* Challenge: Return every line of the data below that includes the string "clear".

Records contained in a dataset
▬▬▬▬▬▬

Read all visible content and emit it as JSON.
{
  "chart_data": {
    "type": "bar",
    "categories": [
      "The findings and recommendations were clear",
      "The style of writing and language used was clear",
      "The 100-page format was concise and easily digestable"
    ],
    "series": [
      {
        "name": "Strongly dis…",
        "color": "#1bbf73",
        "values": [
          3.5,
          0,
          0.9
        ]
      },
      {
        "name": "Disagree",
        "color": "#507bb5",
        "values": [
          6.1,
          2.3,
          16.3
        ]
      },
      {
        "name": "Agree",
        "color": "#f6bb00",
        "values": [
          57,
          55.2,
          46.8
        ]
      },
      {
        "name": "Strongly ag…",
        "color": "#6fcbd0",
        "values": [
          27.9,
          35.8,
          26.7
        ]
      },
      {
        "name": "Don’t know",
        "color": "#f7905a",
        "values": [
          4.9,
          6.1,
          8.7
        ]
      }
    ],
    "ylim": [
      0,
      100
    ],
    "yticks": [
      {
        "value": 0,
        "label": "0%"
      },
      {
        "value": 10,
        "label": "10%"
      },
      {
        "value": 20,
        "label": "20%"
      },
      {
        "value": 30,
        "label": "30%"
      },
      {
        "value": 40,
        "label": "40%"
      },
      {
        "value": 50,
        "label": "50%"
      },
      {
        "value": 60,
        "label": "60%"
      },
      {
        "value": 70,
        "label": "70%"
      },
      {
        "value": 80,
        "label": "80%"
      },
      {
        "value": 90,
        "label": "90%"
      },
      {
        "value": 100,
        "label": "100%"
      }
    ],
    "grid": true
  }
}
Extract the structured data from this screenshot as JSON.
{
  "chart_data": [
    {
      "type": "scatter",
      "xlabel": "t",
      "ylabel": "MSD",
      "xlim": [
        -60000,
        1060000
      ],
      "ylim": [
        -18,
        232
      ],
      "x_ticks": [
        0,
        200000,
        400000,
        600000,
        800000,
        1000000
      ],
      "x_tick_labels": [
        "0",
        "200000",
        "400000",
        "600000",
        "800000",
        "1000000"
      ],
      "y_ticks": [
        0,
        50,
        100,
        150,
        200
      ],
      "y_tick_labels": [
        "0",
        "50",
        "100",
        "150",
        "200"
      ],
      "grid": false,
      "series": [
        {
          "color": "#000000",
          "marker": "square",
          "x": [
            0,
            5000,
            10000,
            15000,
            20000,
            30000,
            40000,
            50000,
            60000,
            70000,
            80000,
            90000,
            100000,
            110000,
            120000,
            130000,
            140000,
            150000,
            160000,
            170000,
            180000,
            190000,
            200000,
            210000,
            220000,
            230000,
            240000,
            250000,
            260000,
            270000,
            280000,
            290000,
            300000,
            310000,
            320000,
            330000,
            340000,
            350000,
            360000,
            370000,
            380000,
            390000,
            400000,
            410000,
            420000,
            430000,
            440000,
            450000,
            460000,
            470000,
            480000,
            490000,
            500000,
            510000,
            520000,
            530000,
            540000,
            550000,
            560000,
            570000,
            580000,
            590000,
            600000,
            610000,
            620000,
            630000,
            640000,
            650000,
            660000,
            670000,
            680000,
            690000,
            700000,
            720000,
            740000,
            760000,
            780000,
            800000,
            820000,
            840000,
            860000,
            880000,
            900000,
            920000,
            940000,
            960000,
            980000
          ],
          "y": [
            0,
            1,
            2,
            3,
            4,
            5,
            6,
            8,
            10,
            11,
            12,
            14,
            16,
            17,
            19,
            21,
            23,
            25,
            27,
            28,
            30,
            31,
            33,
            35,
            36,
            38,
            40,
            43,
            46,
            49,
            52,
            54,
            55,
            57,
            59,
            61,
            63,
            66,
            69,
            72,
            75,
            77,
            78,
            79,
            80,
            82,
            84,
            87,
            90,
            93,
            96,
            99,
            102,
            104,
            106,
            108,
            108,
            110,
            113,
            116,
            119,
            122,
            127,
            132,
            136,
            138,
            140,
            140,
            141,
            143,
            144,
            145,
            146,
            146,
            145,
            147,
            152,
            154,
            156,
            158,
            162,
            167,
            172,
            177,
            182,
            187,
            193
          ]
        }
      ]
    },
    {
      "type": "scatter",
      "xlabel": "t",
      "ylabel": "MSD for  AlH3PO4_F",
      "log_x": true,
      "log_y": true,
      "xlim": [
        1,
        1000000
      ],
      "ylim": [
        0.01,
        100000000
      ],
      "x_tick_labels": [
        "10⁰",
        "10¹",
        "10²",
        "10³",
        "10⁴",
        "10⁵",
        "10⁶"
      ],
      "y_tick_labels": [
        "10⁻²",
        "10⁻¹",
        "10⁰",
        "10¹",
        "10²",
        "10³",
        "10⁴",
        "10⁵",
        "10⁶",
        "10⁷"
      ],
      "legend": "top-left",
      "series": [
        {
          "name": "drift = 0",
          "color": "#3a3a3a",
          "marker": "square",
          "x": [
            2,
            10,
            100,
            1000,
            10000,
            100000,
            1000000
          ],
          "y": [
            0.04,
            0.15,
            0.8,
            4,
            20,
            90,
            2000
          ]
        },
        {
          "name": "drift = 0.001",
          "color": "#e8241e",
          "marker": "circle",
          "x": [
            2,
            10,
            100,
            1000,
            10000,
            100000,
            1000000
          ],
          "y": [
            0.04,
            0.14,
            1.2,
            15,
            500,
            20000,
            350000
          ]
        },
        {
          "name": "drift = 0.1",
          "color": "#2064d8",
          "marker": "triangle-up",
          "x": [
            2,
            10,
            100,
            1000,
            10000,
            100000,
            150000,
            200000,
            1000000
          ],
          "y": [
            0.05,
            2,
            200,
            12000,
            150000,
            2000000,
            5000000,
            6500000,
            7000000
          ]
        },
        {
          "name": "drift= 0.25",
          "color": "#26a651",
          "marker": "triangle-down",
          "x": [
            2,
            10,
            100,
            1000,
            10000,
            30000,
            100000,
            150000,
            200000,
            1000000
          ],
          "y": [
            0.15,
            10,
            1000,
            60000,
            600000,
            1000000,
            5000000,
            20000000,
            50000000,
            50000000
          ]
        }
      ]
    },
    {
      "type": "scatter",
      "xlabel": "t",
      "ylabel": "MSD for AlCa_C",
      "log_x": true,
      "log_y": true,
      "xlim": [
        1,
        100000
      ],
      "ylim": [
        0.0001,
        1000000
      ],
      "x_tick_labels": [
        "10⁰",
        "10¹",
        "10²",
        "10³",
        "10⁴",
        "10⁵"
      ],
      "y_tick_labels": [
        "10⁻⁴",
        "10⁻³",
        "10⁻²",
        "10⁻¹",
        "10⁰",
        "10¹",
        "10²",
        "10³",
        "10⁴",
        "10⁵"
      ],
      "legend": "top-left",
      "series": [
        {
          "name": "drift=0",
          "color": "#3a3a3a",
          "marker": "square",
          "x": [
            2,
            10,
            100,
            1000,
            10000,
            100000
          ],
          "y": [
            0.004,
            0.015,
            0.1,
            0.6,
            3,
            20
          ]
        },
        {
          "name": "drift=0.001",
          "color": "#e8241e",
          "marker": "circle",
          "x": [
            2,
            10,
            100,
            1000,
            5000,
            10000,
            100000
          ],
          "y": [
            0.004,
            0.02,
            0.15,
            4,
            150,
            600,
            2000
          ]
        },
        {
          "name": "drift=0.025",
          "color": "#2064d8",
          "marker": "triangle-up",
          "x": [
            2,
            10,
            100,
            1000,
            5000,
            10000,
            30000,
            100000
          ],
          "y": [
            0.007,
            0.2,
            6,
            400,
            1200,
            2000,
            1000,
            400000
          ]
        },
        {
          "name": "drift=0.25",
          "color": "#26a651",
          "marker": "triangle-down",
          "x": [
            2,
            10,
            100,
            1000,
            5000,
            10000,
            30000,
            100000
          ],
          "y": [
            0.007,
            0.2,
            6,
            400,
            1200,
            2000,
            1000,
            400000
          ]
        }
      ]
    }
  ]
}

▬▬▬▬▬▬

* Output for this task:
      "The findings and recommendations were clear",
      "The style of writing and language used was clear",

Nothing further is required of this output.